[Start DATA SHOWN]

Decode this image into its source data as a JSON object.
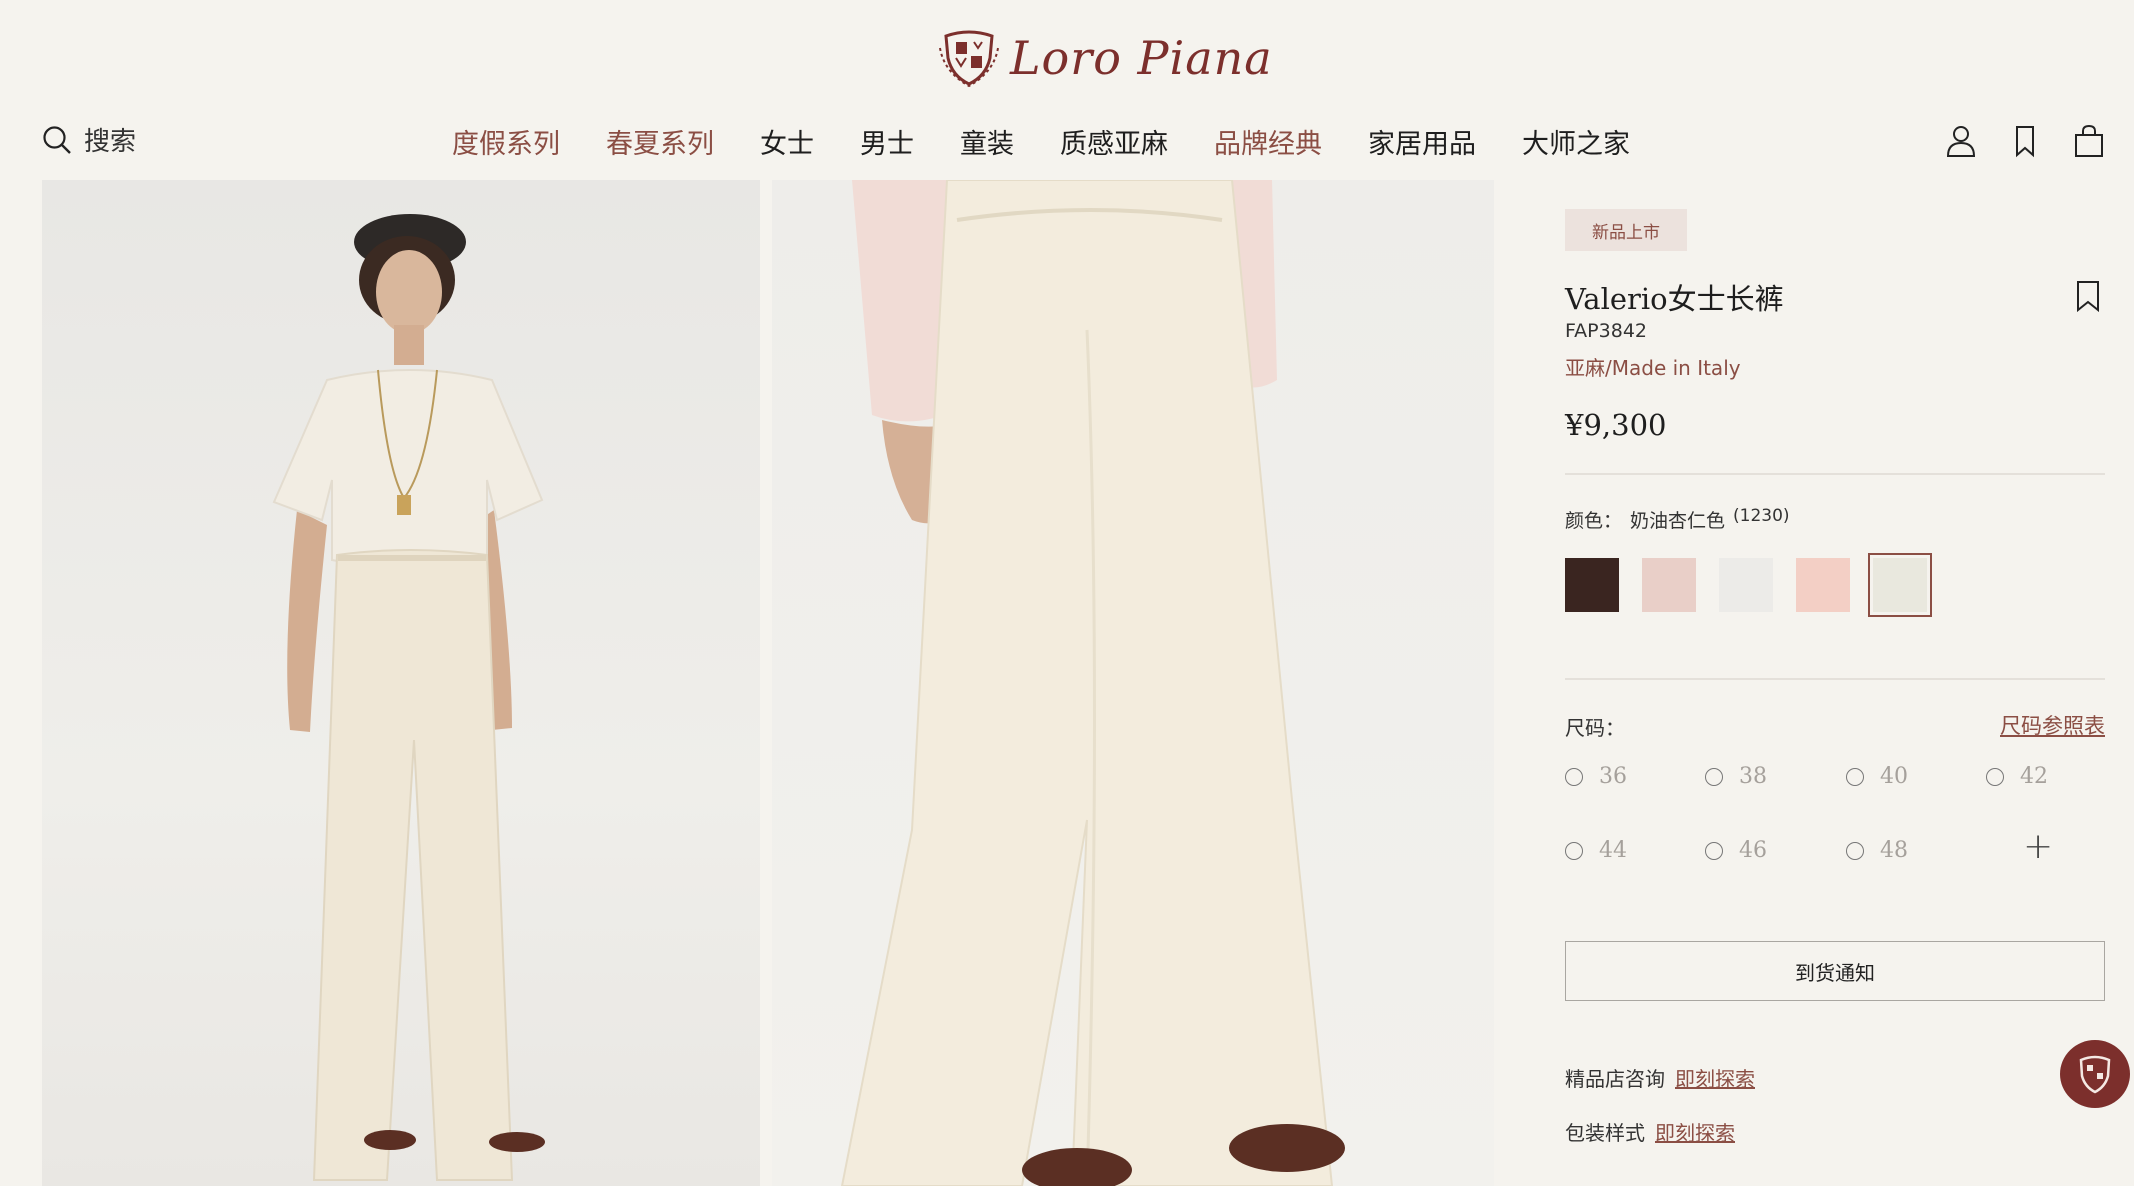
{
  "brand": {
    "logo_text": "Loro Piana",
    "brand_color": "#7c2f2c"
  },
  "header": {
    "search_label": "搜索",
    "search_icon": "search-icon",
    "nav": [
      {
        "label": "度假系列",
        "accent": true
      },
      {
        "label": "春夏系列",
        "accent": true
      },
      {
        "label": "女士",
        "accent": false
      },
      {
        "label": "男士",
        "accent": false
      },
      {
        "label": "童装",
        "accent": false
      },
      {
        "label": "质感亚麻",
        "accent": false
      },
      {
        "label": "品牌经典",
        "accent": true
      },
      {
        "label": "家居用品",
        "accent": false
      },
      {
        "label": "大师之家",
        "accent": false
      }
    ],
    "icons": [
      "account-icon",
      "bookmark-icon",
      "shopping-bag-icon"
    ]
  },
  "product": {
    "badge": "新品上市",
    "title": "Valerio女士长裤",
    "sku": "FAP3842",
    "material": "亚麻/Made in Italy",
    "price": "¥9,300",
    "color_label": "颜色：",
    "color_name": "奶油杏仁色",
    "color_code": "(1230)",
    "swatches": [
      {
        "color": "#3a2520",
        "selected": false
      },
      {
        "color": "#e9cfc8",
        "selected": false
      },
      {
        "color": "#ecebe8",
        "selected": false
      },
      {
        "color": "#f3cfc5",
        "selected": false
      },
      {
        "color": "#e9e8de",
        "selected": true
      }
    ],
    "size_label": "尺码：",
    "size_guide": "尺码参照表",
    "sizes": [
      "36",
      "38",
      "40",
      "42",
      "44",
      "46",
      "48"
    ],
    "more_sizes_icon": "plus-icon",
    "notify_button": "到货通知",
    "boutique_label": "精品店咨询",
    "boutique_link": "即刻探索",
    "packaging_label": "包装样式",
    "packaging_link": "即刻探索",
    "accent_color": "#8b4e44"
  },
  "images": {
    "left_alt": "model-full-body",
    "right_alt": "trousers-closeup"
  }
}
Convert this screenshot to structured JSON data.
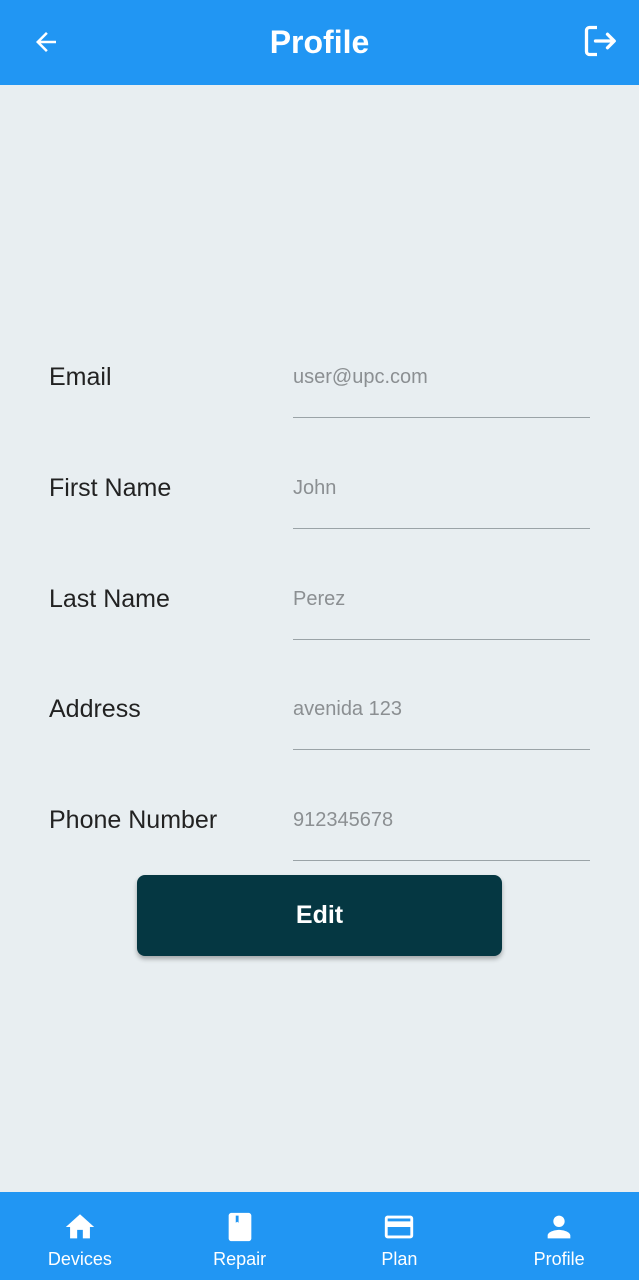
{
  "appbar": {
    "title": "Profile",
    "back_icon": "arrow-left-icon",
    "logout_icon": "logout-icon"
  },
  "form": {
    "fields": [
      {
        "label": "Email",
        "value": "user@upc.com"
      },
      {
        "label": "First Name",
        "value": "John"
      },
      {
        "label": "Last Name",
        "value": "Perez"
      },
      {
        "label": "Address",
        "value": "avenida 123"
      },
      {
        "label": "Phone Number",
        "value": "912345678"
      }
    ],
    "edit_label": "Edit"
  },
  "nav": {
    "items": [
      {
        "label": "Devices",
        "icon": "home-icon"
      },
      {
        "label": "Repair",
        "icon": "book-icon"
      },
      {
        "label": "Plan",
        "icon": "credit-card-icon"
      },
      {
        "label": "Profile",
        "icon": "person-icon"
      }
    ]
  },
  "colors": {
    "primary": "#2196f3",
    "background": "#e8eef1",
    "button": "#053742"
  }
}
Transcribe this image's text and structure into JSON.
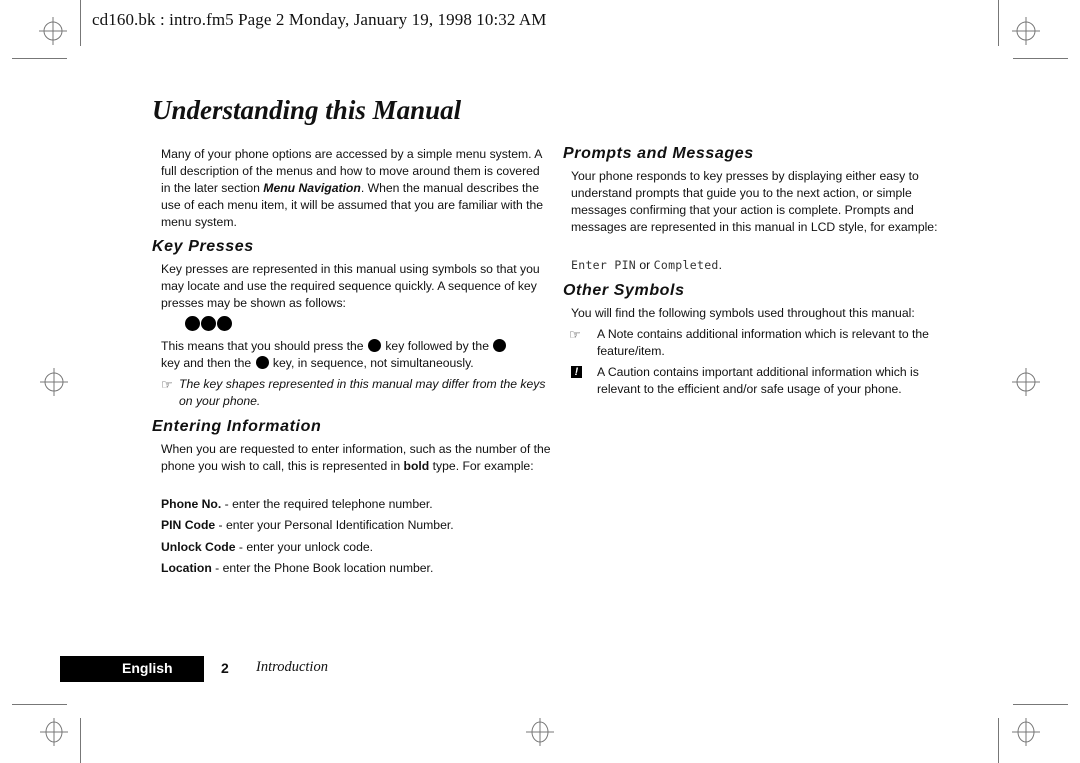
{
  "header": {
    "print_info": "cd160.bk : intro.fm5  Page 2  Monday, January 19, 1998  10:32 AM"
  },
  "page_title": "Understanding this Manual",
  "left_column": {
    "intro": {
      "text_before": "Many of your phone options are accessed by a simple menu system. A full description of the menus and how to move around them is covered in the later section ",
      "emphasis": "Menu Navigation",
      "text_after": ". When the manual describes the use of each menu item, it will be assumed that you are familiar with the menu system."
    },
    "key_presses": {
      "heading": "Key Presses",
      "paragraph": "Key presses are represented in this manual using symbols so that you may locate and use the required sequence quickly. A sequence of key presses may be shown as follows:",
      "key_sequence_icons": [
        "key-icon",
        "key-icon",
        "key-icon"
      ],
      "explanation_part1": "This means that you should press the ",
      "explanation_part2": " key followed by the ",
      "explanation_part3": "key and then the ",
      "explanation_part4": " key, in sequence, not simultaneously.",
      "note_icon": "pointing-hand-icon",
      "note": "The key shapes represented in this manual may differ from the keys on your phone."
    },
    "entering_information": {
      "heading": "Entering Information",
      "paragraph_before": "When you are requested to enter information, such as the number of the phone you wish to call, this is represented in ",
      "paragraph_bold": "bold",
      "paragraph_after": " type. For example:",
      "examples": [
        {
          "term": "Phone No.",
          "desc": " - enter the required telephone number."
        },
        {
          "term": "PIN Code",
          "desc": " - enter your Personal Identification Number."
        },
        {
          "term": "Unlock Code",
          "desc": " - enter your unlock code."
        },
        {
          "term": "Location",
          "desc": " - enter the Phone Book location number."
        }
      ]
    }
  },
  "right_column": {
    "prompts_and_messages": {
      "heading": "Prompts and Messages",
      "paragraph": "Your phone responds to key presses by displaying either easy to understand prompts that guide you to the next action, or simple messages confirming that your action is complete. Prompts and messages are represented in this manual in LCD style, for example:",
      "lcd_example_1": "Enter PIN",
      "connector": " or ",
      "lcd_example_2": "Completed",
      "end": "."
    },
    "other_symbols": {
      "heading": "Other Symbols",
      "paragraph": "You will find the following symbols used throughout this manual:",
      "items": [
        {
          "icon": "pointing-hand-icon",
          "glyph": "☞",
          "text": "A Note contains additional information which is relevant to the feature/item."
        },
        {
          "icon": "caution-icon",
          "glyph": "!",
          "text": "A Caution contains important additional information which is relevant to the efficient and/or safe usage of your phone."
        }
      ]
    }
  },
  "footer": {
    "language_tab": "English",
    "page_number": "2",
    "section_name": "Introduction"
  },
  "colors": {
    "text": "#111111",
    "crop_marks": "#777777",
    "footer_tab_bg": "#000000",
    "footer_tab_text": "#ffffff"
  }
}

[End DATA SHOWN]

_PROBLEM DETAILS_: Omit the pictures and give the material again, exactly and in full.

_EXERCISE OUTPUT_:
Decode this image into its source data as a JSON object.
{
  "brand": {
    "logo_text": "Loro Piana",
    "brand_color": "#7c2f2c"
  },
  "header": {
    "search_label": "搜索",
    "search_icon": "search-icon",
    "nav": [
      {
        "label": "度假系列",
        "accent": true
      },
      {
        "label": "春夏系列",
        "accent": true
      },
      {
        "label": "女士",
        "accent": false
      },
      {
        "label": "男士",
        "accent": false
      },
      {
        "label": "童装",
        "accent": false
      },
      {
        "label": "质感亚麻",
        "accent": false
      },
      {
        "label": "品牌经典",
        "accent": true
      },
      {
        "label": "家居用品",
        "accent": false
      },
      {
        "label": "大师之家",
        "accent": false
      }
    ],
    "icons": [
      "account-icon",
      "bookmark-icon",
      "shopping-bag-icon"
    ]
  },
  "product": {
    "badge": "新品上市",
    "title": "Valerio女士长裤",
    "sku": "FAP3842",
    "material": "亚麻/Made in Italy",
    "price": "¥9,300",
    "color_label": "颜色：",
    "color_name": "奶油杏仁色",
    "color_code": "(1230)",
    "swatches": [
      {
        "color": "#3a2520",
        "selected": false
      },
      {
        "color": "#e9cfc8",
        "selected": false
      },
      {
        "color": "#ecebe8",
        "selected": false
      },
      {
        "color": "#f3cfc5",
        "selected": false
      },
      {
        "color": "#e9e8de",
        "selected": true
      }
    ],
    "size_label": "尺码：",
    "size_guide": "尺码参照表",
    "sizes": [
      "36",
      "38",
      "40",
      "42",
      "44",
      "46",
      "48"
    ],
    "more_sizes_icon": "plus-icon",
    "notify_button": "到货通知",
    "boutique_label": "精品店咨询",
    "boutique_link": "即刻探索",
    "packaging_label": "包装样式",
    "packaging_link": "即刻探索",
    "accent_color": "#8b4e44"
  },
  "images": {
    "left_alt": "model-full-body",
    "right_alt": "trousers-closeup"
  }
}
Convert this screenshot to structured JSON data.
{
  "appbar": {
    "title": "Profile",
    "back_icon": "arrow-left-icon",
    "logout_icon": "logout-icon"
  },
  "form": {
    "fields": [
      {
        "label": "Email",
        "value": "user@upc.com"
      },
      {
        "label": "First Name",
        "value": "John"
      },
      {
        "label": "Last Name",
        "value": "Perez"
      },
      {
        "label": "Address",
        "value": "avenida 123"
      },
      {
        "label": "Phone Number",
        "value": "912345678"
      }
    ],
    "edit_label": "Edit"
  },
  "nav": {
    "items": [
      {
        "label": "Devices",
        "icon": "home-icon"
      },
      {
        "label": "Repair",
        "icon": "book-icon"
      },
      {
        "label": "Plan",
        "icon": "credit-card-icon"
      },
      {
        "label": "Profile",
        "icon": "person-icon"
      }
    ]
  },
  "colors": {
    "primary": "#2196f3",
    "background": "#e8eef1",
    "button": "#053742"
  }
}
Transcribe this image's text and structure into JSON.
{
  "header": {
    "print_info": "cd160.bk : intro.fm5  Page 2  Monday, January 19, 1998  10:32 AM"
  },
  "page_title": "Understanding this Manual",
  "left_column": {
    "intro": {
      "text_before": "Many of your phone options are accessed by a simple menu system. A full description of the menus and how to move around them is covered in the later section ",
      "emphasis": "Menu Navigation",
      "text_after": ". When the manual describes the use of each menu item, it will be assumed that you are familiar with the menu system."
    },
    "key_presses": {
      "heading": "Key Presses",
      "paragraph": "Key presses are represented in this manual using symbols so that you may locate and use the required sequence quickly. A sequence of key presses may be shown as follows:",
      "key_sequence_icons": [
        "key-icon",
        "key-icon",
        "key-icon"
      ],
      "explanation_part1": "This means that you should press the ",
      "explanation_part2": " key followed by the ",
      "explanation_part3": "key and then the ",
      "explanation_part4": " key, in sequence, not simultaneously.",
      "note_icon": "pointing-hand-icon",
      "note": "The key shapes represented in this manual may differ from the keys on your phone."
    },
    "entering_information": {
      "heading": "Entering Information",
      "paragraph_before": "When you are requested to enter information, such as the number of the phone you wish to call, this is represented in ",
      "paragraph_bold": "bold",
      "paragraph_after": " type. For example:",
      "examples": [
        {
          "term": "Phone No.",
          "desc": " - enter the required telephone number."
        },
        {
          "term": "PIN Code",
          "desc": " - enter your Personal Identification Number."
        },
        {
          "term": "Unlock Code",
          "desc": " - enter your unlock code."
        },
        {
          "term": "Location",
          "desc": " - enter the Phone Book location number."
        }
      ]
    }
  },
  "right_column": {
    "prompts_and_messages": {
      "heading": "Prompts and Messages",
      "paragraph": "Your phone responds to key presses by displaying either easy to understand prompts that guide you to the next action, or simple messages confirming that your action is complete. Prompts and messages are represented in this manual in LCD style, for example:",
      "lcd_example_1": "Enter PIN",
      "connector": " or ",
      "lcd_example_2": "Completed",
      "end": "."
    },
    "other_symbols": {
      "heading": "Other Symbols",
      "paragraph": "You will find the following symbols used throughout this manual:",
      "items": [
        {
          "icon": "pointing-hand-icon",
          "glyph": "☞",
          "text": "A Note contains additional information which is relevant to the feature/item."
        },
        {
          "icon": "caution-icon",
          "glyph": "!",
          "text": "A Caution contains important additional information which is relevant to the efficient and/or safe usage of your phone."
        }
      ]
    }
  },
  "footer": {
    "language_tab": "English",
    "page_number": "2",
    "section_name": "Introduction"
  },
  "colors": {
    "text": "#111111",
    "crop_marks": "#777777",
    "footer_tab_bg": "#000000",
    "footer_tab_text": "#ffffff"
  }
}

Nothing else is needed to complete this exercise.